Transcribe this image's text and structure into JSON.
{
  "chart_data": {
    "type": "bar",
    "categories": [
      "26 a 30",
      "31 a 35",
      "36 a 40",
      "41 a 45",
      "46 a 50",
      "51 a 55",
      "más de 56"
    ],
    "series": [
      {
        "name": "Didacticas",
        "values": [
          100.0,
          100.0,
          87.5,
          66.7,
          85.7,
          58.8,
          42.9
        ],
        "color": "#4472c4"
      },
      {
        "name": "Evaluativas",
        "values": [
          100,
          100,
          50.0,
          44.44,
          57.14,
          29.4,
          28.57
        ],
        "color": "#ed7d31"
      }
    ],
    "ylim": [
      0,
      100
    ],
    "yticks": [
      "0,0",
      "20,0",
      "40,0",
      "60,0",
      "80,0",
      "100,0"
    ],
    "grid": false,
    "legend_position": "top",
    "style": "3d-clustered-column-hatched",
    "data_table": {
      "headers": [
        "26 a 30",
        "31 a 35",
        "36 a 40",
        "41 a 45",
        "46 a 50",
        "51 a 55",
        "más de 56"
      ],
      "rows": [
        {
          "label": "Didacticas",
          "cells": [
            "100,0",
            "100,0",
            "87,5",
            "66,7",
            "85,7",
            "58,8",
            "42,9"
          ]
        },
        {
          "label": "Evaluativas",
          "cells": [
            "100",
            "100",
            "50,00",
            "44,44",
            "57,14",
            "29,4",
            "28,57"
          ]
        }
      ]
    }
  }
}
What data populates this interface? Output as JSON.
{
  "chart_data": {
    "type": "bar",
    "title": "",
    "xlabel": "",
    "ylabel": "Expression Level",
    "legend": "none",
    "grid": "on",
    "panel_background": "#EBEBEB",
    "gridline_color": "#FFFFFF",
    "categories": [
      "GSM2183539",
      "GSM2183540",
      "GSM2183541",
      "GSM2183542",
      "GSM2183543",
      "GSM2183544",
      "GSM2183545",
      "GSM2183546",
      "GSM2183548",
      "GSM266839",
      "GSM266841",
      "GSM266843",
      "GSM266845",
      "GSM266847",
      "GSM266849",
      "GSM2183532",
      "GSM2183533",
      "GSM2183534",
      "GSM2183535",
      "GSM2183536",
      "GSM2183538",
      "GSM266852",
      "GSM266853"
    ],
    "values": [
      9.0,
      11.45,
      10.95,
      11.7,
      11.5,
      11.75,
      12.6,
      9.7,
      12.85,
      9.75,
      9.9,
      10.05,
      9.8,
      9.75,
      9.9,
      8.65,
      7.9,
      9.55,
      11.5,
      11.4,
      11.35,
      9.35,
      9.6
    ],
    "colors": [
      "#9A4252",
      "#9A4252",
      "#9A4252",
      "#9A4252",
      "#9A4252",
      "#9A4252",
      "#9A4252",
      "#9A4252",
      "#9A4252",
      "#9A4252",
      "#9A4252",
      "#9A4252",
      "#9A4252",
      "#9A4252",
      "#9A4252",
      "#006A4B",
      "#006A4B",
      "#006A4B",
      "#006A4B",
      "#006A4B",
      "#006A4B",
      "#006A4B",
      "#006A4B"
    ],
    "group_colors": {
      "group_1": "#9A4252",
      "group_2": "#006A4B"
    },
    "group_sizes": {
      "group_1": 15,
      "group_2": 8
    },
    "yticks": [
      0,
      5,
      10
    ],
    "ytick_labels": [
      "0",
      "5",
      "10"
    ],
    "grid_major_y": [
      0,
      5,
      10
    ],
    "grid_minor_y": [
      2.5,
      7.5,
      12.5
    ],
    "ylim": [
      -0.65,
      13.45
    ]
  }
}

Given request
Copy the material above verbatim.

Finished exercise
Transcribe this image's text and structure into JSON.
{
  "chart_data": {
    "type": "bar",
    "categories": [
      "26 a 30",
      "31 a 35",
      "36 a 40",
      "41 a 45",
      "46 a 50",
      "51 a 55",
      "más de 56"
    ],
    "series": [
      {
        "name": "Didacticas",
        "values": [
          100.0,
          100.0,
          87.5,
          66.7,
          85.7,
          58.8,
          42.9
        ],
        "color": "#4472c4"
      },
      {
        "name": "Evaluativas",
        "values": [
          100,
          100,
          50.0,
          44.44,
          57.14,
          29.4,
          28.57
        ],
        "color": "#ed7d31"
      }
    ],
    "ylim": [
      0,
      100
    ],
    "yticks": [
      "0,0",
      "20,0",
      "40,0",
      "60,0",
      "80,0",
      "100,0"
    ],
    "grid": false,
    "legend_position": "top",
    "style": "3d-clustered-column-hatched",
    "data_table": {
      "headers": [
        "26 a 30",
        "31 a 35",
        "36 a 40",
        "41 a 45",
        "46 a 50",
        "51 a 55",
        "más de 56"
      ],
      "rows": [
        {
          "label": "Didacticas",
          "cells": [
            "100,0",
            "100,0",
            "87,5",
            "66,7",
            "85,7",
            "58,8",
            "42,9"
          ]
        },
        {
          "label": "Evaluativas",
          "cells": [
            "100",
            "100",
            "50,00",
            "44,44",
            "57,14",
            "29,4",
            "28,57"
          ]
        }
      ]
    }
  }
}
What data populates this interface? Output as JSON.
{
  "chart_data": {
    "type": "bar",
    "title": "",
    "xlabel": "",
    "ylabel": "Expression Level",
    "legend": "none",
    "grid": "on",
    "panel_background": "#EBEBEB",
    "gridline_color": "#FFFFFF",
    "categories": [
      "GSM2183539",
      "GSM2183540",
      "GSM2183541",
      "GSM2183542",
      "GSM2183543",
      "GSM2183544",
      "GSM2183545",
      "GSM2183546",
      "GSM2183548",
      "GSM266839",
      "GSM266841",
      "GSM266843",
      "GSM266845",
      "GSM266847",
      "GSM266849",
      "GSM2183532",
      "GSM2183533",
      "GSM2183534",
      "GSM2183535",
      "GSM2183536",
      "GSM2183538",
      "GSM266852",
      "GSM266853"
    ],
    "values": [
      9.0,
      11.45,
      10.95,
      11.7,
      11.5,
      11.75,
      12.6,
      9.7,
      12.85,
      9.75,
      9.9,
      10.05,
      9.8,
      9.75,
      9.9,
      8.65,
      7.9,
      9.55,
      11.5,
      11.4,
      11.35,
      9.35,
      9.6
    ],
    "colors": [
      "#9A4252",
      "#9A4252",
      "#9A4252",
      "#9A4252",
      "#9A4252",
      "#9A4252",
      "#9A4252",
      "#9A4252",
      "#9A4252",
      "#9A4252",
      "#9A4252",
      "#9A4252",
      "#9A4252",
      "#9A4252",
      "#9A4252",
      "#006A4B",
      "#006A4B",
      "#006A4B",
      "#006A4B",
      "#006A4B",
      "#006A4B",
      "#006A4B",
      "#006A4B"
    ],
    "group_colors": {
      "group_1": "#9A4252",
      "group_2": "#006A4B"
    },
    "group_sizes": {
      "group_1": 15,
      "group_2": 8
    },
    "yticks": [
      0,
      5,
      10
    ],
    "ytick_labels": [
      "0",
      "5",
      "10"
    ],
    "grid_major_y": [
      0,
      5,
      10
    ],
    "grid_minor_y": [
      2.5,
      7.5,
      12.5
    ],
    "ylim": [
      -0.65,
      13.45
    ]
  }
}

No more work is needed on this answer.